Request
Each entry should be quoted word for word, including every mark of punctuation.

┄┄┄┄┄┄┄┄┄┄┄┄┄┄┄┄┄┄┄┄

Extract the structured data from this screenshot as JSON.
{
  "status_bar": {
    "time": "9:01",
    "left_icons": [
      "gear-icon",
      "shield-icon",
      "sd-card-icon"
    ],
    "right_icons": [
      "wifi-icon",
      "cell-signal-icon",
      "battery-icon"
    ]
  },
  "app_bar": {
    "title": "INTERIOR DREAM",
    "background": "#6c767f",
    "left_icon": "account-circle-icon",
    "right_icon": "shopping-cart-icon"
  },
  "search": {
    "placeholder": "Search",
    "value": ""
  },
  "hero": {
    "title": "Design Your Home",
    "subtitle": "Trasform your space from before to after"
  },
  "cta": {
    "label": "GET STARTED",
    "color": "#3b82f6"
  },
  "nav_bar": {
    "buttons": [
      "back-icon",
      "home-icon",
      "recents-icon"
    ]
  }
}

┄┄┄┄┄┄┄┄┄┄┄┄┄┄┄┄┄┄┄┄

Completed exercise
Extract the structured data from this screenshot as JSON.
{
  "status_bar": {
    "time": "9:01",
    "left_icons": [
      "gear-icon",
      "shield-icon",
      "sd-card-icon"
    ],
    "right_icons": [
      "wifi-icon",
      "cell-signal-icon",
      "battery-icon"
    ]
  },
  "app_bar": {
    "title": "INTERIOR DREAM",
    "background": "#6c767f",
    "left_icon": "account-circle-icon",
    "right_icon": "shopping-cart-icon"
  },
  "search": {
    "placeholder": "Search",
    "value": ""
  },
  "hero": {
    "title": "Design Your Home",
    "subtitle": "Trasform your space from before to after"
  },
  "cta": {
    "label": "GET STARTED",
    "color": "#3b82f6"
  },
  "nav_bar": {
    "buttons": [
      "back-icon",
      "home-icon",
      "recents-icon"
    ]
  }
}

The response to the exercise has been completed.